Given exercise |
Read the data and repeat it in full, exactly.

---- Records supplied

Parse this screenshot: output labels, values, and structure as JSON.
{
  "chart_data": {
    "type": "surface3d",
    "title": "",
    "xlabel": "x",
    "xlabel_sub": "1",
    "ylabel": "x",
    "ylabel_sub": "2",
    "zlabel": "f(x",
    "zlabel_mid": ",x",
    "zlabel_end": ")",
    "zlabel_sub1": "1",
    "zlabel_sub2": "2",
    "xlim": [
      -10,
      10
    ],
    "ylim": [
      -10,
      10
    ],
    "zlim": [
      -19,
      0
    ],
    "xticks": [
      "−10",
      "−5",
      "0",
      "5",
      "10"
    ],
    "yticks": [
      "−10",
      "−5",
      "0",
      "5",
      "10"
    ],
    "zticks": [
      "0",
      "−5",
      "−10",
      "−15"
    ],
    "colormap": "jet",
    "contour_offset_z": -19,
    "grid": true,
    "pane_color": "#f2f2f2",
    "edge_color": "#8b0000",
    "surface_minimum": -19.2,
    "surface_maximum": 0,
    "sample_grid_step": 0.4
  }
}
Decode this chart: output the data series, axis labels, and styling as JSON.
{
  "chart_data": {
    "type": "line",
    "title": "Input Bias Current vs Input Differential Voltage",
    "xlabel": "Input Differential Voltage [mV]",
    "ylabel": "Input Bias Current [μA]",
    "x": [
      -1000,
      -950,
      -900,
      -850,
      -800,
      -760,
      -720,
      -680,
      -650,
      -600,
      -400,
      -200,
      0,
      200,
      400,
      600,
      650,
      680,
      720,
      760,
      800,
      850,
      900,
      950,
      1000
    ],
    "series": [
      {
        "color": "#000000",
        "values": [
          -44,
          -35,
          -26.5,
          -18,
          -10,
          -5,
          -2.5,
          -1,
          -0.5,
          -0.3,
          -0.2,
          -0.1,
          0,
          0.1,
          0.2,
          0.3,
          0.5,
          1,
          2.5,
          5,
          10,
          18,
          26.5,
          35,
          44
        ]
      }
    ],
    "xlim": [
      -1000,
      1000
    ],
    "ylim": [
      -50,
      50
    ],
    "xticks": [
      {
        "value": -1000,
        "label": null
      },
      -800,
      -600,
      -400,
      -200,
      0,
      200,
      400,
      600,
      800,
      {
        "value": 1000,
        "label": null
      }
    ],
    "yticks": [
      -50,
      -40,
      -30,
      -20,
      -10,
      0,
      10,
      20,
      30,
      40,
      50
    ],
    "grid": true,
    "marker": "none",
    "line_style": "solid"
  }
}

--------

Output for this exercise |
Parse this screenshot: output labels, values, and structure as JSON.
{
  "chart_data": {
    "type": "surface3d",
    "title": "",
    "xlabel": "x",
    "xlabel_sub": "1",
    "ylabel": "x",
    "ylabel_sub": "2",
    "zlabel": "f(x",
    "zlabel_mid": ",x",
    "zlabel_end": ")",
    "zlabel_sub1": "1",
    "zlabel_sub2": "2",
    "xlim": [
      -10,
      10
    ],
    "ylim": [
      -10,
      10
    ],
    "zlim": [
      -19,
      0
    ],
    "xticks": [
      "−10",
      "−5",
      "0",
      "5",
      "10"
    ],
    "yticks": [
      "−10",
      "−5",
      "0",
      "5",
      "10"
    ],
    "zticks": [
      "0",
      "−5",
      "−10",
      "−15"
    ],
    "colormap": "jet",
    "contour_offset_z": -19,
    "grid": true,
    "pane_color": "#f2f2f2",
    "edge_color": "#8b0000",
    "surface_minimum": -19.2,
    "surface_maximum": 0,
    "sample_grid_step": 0.4
  }
}
Decode this chart: output the data series, axis labels, and styling as JSON.
{
  "chart_data": {
    "type": "line",
    "title": "Input Bias Current vs Input Differential Voltage",
    "xlabel": "Input Differential Voltage [mV]",
    "ylabel": "Input Bias Current [μA]",
    "x": [
      -1000,
      -950,
      -900,
      -850,
      -800,
      -760,
      -720,
      -680,
      -650,
      -600,
      -400,
      -200,
      0,
      200,
      400,
      600,
      650,
      680,
      720,
      760,
      800,
      850,
      900,
      950,
      1000
    ],
    "series": [
      {
        "color": "#000000",
        "values": [
          -44,
          -35,
          -26.5,
          -18,
          -10,
          -5,
          -2.5,
          -1,
          -0.5,
          -0.3,
          -0.2,
          -0.1,
          0,
          0.1,
          0.2,
          0.3,
          0.5,
          1,
          2.5,
          5,
          10,
          18,
          26.5,
          35,
          44
        ]
      }
    ],
    "xlim": [
      -1000,
      1000
    ],
    "ylim": [
      -50,
      50
    ],
    "xticks": [
      {
        "value": -1000,
        "label": null
      },
      -800,
      -600,
      -400,
      -200,
      0,
      200,
      400,
      600,
      800,
      {
        "value": 1000,
        "label": null
      }
    ],
    "yticks": [
      -50,
      -40,
      -30,
      -20,
      -10,
      0,
      10,
      20,
      30,
      40,
      50
    ],
    "grid": true,
    "marker": "none",
    "line_style": "solid"
  }
}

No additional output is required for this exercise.